(WRITTEN TASK) The records should be repeated word for word, pictures excluded.
--- ENTRIES PROVIDED ---
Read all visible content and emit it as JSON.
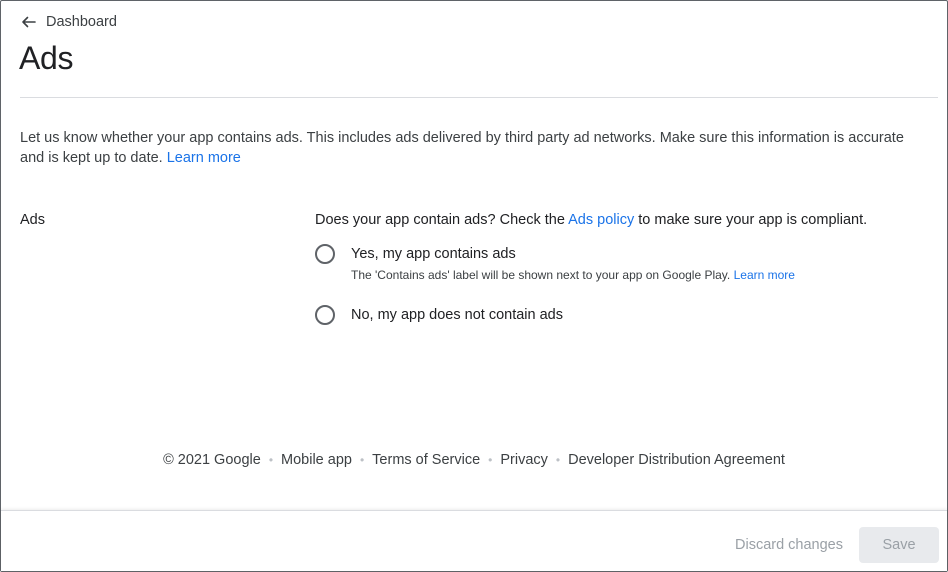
{
  "nav": {
    "back_label": "Dashboard"
  },
  "page": {
    "title": "Ads"
  },
  "intro": {
    "text": "Let us know whether your app contains ads. This includes ads delivered by third party ad networks. Make sure this information is accurate and is kept up to date.",
    "link": "Learn more"
  },
  "section": {
    "label": "Ads",
    "question_before": "Does your app contain ads? Check the",
    "question_link": "Ads policy",
    "question_after": "to make sure your app is compliant.",
    "options": [
      {
        "label": "Yes, my app contains ads",
        "help": "The 'Contains ads' label will be shown next to your app on Google Play.",
        "help_link": "Learn more"
      },
      {
        "label": "No, my app does not contain ads"
      }
    ]
  },
  "footer": {
    "copyright": "© 2021 Google",
    "links": [
      "Mobile app",
      "Terms of Service",
      "Privacy",
      "Developer Distribution Agreement"
    ]
  },
  "actions": {
    "discard_label": "Discard changes",
    "save_label": "Save"
  },
  "colors": {
    "link": "#1a73e8",
    "text": "#202124",
    "disabled": "#9aa0a6"
  }
}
---
(EXERCISE OUTPUT)
Read all visible content and emit it as JSON.
{
  "nav": {
    "back_label": "Dashboard"
  },
  "page": {
    "title": "Ads"
  },
  "intro": {
    "text": "Let us know whether your app contains ads. This includes ads delivered by third party ad networks. Make sure this information is accurate and is kept up to date.",
    "link": "Learn more"
  },
  "section": {
    "label": "Ads",
    "question_before": "Does your app contain ads? Check the",
    "question_link": "Ads policy",
    "question_after": "to make sure your app is compliant.",
    "options": [
      {
        "label": "Yes, my app contains ads",
        "help": "The 'Contains ads' label will be shown next to your app on Google Play.",
        "help_link": "Learn more"
      },
      {
        "label": "No, my app does not contain ads"
      }
    ]
  },
  "footer": {
    "copyright": "© 2021 Google",
    "links": [
      "Mobile app",
      "Terms of Service",
      "Privacy",
      "Developer Distribution Agreement"
    ]
  },
  "actions": {
    "discard_label": "Discard changes",
    "save_label": "Save"
  },
  "colors": {
    "link": "#1a73e8",
    "text": "#202124",
    "disabled": "#9aa0a6"
  }
}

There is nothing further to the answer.